#### [Required task]
Output each entry verbatim and exclude every picture from it.
++++ Records shown
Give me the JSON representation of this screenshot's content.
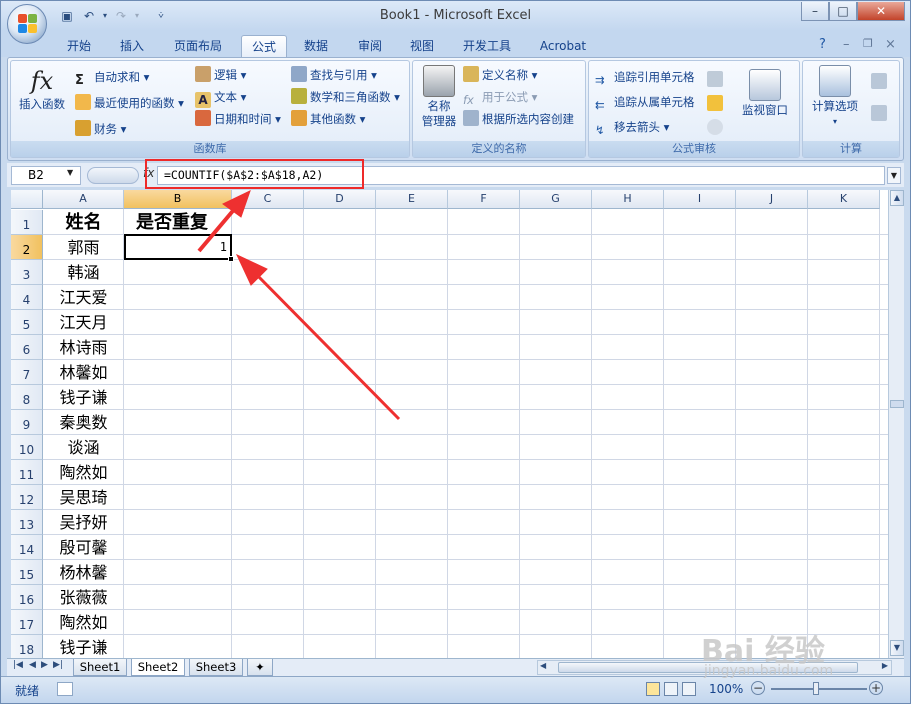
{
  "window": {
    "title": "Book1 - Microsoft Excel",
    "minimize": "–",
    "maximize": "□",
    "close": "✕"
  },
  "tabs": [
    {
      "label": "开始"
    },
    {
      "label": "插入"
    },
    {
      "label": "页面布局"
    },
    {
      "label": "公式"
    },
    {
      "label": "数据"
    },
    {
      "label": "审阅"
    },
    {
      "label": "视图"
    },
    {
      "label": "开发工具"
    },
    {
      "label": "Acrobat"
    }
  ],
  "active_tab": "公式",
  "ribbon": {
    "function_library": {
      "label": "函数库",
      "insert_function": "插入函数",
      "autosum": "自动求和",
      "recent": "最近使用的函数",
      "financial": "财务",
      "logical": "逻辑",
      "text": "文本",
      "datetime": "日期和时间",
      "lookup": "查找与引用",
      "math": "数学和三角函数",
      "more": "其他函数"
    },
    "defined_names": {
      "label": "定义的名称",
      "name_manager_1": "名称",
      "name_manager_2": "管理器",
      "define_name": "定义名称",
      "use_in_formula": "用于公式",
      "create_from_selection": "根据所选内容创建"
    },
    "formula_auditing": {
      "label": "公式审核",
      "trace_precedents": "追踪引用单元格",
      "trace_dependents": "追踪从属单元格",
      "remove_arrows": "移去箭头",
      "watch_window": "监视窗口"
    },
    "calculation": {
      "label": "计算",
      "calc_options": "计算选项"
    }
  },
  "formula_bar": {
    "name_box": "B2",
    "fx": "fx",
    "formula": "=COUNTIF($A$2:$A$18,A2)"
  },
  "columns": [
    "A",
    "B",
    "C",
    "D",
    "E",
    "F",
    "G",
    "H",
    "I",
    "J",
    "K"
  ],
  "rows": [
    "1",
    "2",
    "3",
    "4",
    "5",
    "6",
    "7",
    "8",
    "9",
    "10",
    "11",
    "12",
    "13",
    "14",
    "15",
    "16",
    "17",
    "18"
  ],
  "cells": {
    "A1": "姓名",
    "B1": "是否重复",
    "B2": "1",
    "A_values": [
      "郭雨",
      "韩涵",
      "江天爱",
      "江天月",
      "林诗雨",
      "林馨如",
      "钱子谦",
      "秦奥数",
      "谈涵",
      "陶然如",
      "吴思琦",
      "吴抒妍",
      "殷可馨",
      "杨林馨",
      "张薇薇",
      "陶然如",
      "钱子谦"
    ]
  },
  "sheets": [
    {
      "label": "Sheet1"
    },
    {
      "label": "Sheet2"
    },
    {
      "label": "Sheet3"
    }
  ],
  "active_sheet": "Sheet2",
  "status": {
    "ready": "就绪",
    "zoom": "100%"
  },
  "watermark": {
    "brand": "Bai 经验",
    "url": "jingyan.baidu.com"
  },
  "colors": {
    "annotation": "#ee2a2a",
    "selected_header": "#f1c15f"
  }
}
++++++++
#### [Result of the exercise]
Give me the JSON representation of this screenshot's content.
{
  "window": {
    "title": "Book1 - Microsoft Excel",
    "minimize": "–",
    "maximize": "□",
    "close": "✕"
  },
  "tabs": [
    {
      "label": "开始"
    },
    {
      "label": "插入"
    },
    {
      "label": "页面布局"
    },
    {
      "label": "公式"
    },
    {
      "label": "数据"
    },
    {
      "label": "审阅"
    },
    {
      "label": "视图"
    },
    {
      "label": "开发工具"
    },
    {
      "label": "Acrobat"
    }
  ],
  "active_tab": "公式",
  "ribbon": {
    "function_library": {
      "label": "函数库",
      "insert_function": "插入函数",
      "autosum": "自动求和",
      "recent": "最近使用的函数",
      "financial": "财务",
      "logical": "逻辑",
      "text": "文本",
      "datetime": "日期和时间",
      "lookup": "查找与引用",
      "math": "数学和三角函数",
      "more": "其他函数"
    },
    "defined_names": {
      "label": "定义的名称",
      "name_manager_1": "名称",
      "name_manager_2": "管理器",
      "define_name": "定义名称",
      "use_in_formula": "用于公式",
      "create_from_selection": "根据所选内容创建"
    },
    "formula_auditing": {
      "label": "公式审核",
      "trace_precedents": "追踪引用单元格",
      "trace_dependents": "追踪从属单元格",
      "remove_arrows": "移去箭头",
      "watch_window": "监视窗口"
    },
    "calculation": {
      "label": "计算",
      "calc_options": "计算选项"
    }
  },
  "formula_bar": {
    "name_box": "B2",
    "fx": "fx",
    "formula": "=COUNTIF($A$2:$A$18,A2)"
  },
  "columns": [
    "A",
    "B",
    "C",
    "D",
    "E",
    "F",
    "G",
    "H",
    "I",
    "J",
    "K"
  ],
  "rows": [
    "1",
    "2",
    "3",
    "4",
    "5",
    "6",
    "7",
    "8",
    "9",
    "10",
    "11",
    "12",
    "13",
    "14",
    "15",
    "16",
    "17",
    "18"
  ],
  "cells": {
    "A1": "姓名",
    "B1": "是否重复",
    "B2": "1",
    "A_values": [
      "郭雨",
      "韩涵",
      "江天爱",
      "江天月",
      "林诗雨",
      "林馨如",
      "钱子谦",
      "秦奥数",
      "谈涵",
      "陶然如",
      "吴思琦",
      "吴抒妍",
      "殷可馨",
      "杨林馨",
      "张薇薇",
      "陶然如",
      "钱子谦"
    ]
  },
  "sheets": [
    {
      "label": "Sheet1"
    },
    {
      "label": "Sheet2"
    },
    {
      "label": "Sheet3"
    }
  ],
  "active_sheet": "Sheet2",
  "status": {
    "ready": "就绪",
    "zoom": "100%"
  },
  "watermark": {
    "brand": "Bai 经验",
    "url": "jingyan.baidu.com"
  },
  "colors": {
    "annotation": "#ee2a2a",
    "selected_header": "#f1c15f"
  }
}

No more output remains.